Labeled box records
▬▬▬▬▬▬▬▬▬▬
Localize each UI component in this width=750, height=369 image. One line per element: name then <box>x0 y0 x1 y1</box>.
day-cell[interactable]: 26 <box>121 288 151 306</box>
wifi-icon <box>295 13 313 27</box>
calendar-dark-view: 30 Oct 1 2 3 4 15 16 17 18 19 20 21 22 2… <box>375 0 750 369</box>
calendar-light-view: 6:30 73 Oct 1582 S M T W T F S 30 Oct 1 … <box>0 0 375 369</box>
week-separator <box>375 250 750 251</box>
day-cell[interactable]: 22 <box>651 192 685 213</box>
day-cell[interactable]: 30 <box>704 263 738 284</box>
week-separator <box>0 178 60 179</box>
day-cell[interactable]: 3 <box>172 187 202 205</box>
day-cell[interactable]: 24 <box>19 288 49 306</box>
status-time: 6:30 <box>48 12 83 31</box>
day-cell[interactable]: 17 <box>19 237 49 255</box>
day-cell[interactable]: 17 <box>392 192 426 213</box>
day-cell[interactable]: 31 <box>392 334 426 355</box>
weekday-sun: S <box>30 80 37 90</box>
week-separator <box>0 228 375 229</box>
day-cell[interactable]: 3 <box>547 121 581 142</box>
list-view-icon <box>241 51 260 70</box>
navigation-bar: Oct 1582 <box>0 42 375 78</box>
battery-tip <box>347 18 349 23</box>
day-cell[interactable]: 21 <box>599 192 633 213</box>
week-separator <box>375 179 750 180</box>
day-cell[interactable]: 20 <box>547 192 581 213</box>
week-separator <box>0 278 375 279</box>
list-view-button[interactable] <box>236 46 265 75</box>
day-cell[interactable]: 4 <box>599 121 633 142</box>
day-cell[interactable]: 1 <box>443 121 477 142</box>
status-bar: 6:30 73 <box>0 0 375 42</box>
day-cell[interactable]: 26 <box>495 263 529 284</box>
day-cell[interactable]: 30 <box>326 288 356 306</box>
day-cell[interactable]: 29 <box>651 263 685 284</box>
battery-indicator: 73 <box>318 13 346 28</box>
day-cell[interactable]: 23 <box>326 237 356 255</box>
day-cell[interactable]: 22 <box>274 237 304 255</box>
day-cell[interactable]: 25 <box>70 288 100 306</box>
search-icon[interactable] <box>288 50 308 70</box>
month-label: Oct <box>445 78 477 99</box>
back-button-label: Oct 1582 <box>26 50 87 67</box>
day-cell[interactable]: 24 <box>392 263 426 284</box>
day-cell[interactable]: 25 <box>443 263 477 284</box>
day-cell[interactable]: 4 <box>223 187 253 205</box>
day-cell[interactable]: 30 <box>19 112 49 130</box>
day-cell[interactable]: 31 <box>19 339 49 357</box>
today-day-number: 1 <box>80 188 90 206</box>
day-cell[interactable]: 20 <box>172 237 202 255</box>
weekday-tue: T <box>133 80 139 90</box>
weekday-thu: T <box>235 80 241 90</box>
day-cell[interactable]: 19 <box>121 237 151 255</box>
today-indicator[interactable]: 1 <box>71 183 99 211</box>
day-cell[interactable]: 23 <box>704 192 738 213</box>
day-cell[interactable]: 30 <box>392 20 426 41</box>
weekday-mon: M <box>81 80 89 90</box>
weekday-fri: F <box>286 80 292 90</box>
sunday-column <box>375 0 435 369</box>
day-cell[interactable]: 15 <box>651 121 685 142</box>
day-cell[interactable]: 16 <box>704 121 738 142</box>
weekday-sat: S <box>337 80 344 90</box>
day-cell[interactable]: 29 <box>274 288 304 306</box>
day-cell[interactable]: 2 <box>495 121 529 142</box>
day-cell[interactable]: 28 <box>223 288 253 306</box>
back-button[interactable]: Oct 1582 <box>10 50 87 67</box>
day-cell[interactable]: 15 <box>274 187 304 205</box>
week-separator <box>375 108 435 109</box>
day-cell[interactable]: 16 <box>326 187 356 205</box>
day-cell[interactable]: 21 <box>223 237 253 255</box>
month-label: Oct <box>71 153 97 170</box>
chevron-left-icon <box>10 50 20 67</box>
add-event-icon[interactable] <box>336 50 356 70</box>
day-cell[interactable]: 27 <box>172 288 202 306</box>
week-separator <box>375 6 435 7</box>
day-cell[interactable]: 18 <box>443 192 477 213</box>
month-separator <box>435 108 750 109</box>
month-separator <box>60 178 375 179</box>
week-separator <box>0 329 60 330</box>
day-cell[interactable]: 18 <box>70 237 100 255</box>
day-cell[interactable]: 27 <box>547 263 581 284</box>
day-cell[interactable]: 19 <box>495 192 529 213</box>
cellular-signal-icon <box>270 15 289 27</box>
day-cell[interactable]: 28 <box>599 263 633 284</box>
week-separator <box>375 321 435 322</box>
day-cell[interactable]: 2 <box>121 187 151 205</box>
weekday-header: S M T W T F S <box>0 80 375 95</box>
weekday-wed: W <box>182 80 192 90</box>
▬▬▬▬▬▬▬▬▬▬
Copy every one of the entries above, line for line, without changing anything.

• [Correct result]
Localize each UI component in this width=750, height=369 image. One line per element: name then <box>x0 y0 x1 y1</box>.
day-cell[interactable]: 26 <box>121 288 151 306</box>
wifi-icon <box>295 13 313 27</box>
calendar-dark-view: 30 Oct 1 2 3 4 15 16 17 18 19 20 21 22 2… <box>375 0 750 369</box>
calendar-light-view: 6:30 73 Oct 1582 S M T W T F S 30 Oct 1 … <box>0 0 375 369</box>
week-separator <box>375 250 750 251</box>
day-cell[interactable]: 22 <box>651 192 685 213</box>
day-cell[interactable]: 30 <box>704 263 738 284</box>
week-separator <box>0 178 60 179</box>
day-cell[interactable]: 3 <box>172 187 202 205</box>
day-cell[interactable]: 24 <box>19 288 49 306</box>
status-time: 6:30 <box>48 12 83 31</box>
day-cell[interactable]: 17 <box>19 237 49 255</box>
day-cell[interactable]: 17 <box>392 192 426 213</box>
day-cell[interactable]: 31 <box>392 334 426 355</box>
weekday-sun: S <box>30 80 37 90</box>
week-separator <box>0 228 375 229</box>
day-cell[interactable]: 3 <box>547 121 581 142</box>
list-view-icon <box>241 51 260 70</box>
navigation-bar: Oct 1582 <box>0 42 375 78</box>
battery-tip <box>347 18 349 23</box>
day-cell[interactable]: 21 <box>599 192 633 213</box>
week-separator <box>375 179 750 180</box>
day-cell[interactable]: 20 <box>547 192 581 213</box>
week-separator <box>0 278 375 279</box>
list-view-button[interactable] <box>236 46 265 75</box>
day-cell[interactable]: 4 <box>599 121 633 142</box>
day-cell[interactable]: 1 <box>443 121 477 142</box>
status-bar: 6:30 73 <box>0 0 375 42</box>
day-cell[interactable]: 26 <box>495 263 529 284</box>
day-cell[interactable]: 30 <box>326 288 356 306</box>
day-cell[interactable]: 29 <box>651 263 685 284</box>
battery-indicator: 73 <box>318 13 346 28</box>
day-cell[interactable]: 23 <box>326 237 356 255</box>
day-cell[interactable]: 22 <box>274 237 304 255</box>
day-cell[interactable]: 25 <box>70 288 100 306</box>
search-icon[interactable] <box>288 50 308 70</box>
month-label: Oct <box>445 78 477 99</box>
back-button-label: Oct 1582 <box>26 50 87 67</box>
day-cell[interactable]: 24 <box>392 263 426 284</box>
day-cell[interactable]: 25 <box>443 263 477 284</box>
day-cell[interactable]: 4 <box>223 187 253 205</box>
day-cell[interactable]: 30 <box>19 112 49 130</box>
day-cell[interactable]: 31 <box>19 339 49 357</box>
today-day-number: 1 <box>80 188 90 206</box>
day-cell[interactable]: 20 <box>172 237 202 255</box>
weekday-tue: T <box>133 80 139 90</box>
weekday-thu: T <box>235 80 241 90</box>
day-cell[interactable]: 19 <box>121 237 151 255</box>
today-indicator[interactable]: 1 <box>71 183 99 211</box>
day-cell[interactable]: 23 <box>704 192 738 213</box>
day-cell[interactable]: 30 <box>392 20 426 41</box>
weekday-mon: M <box>81 80 89 90</box>
weekday-fri: F <box>286 80 292 90</box>
sunday-column <box>375 0 435 369</box>
day-cell[interactable]: 15 <box>651 121 685 142</box>
day-cell[interactable]: 16 <box>704 121 738 142</box>
weekday-sat: S <box>337 80 344 90</box>
day-cell[interactable]: 29 <box>274 288 304 306</box>
day-cell[interactable]: 2 <box>495 121 529 142</box>
day-cell[interactable]: 28 <box>223 288 253 306</box>
back-button[interactable]: Oct 1582 <box>10 50 87 67</box>
day-cell[interactable]: 15 <box>274 187 304 205</box>
week-separator <box>375 108 435 109</box>
day-cell[interactable]: 16 <box>326 187 356 205</box>
day-cell[interactable]: 21 <box>223 237 253 255</box>
month-label: Oct <box>71 153 97 170</box>
chevron-left-icon <box>10 50 20 67</box>
add-event-icon[interactable] <box>336 50 356 70</box>
day-cell[interactable]: 27 <box>172 288 202 306</box>
week-separator <box>375 6 435 7</box>
day-cell[interactable]: 18 <box>443 192 477 213</box>
month-separator <box>435 108 750 109</box>
month-separator <box>60 178 375 179</box>
week-separator <box>0 329 60 330</box>
day-cell[interactable]: 18 <box>70 237 100 255</box>
day-cell[interactable]: 27 <box>547 263 581 284</box>
day-cell[interactable]: 19 <box>495 192 529 213</box>
cellular-signal-icon <box>270 15 289 27</box>
day-cell[interactable]: 28 <box>599 263 633 284</box>
week-separator <box>375 321 435 322</box>
day-cell[interactable]: 2 <box>121 187 151 205</box>
weekday-header: S M T W T F S <box>0 80 375 95</box>
weekday-wed: W <box>182 80 192 90</box>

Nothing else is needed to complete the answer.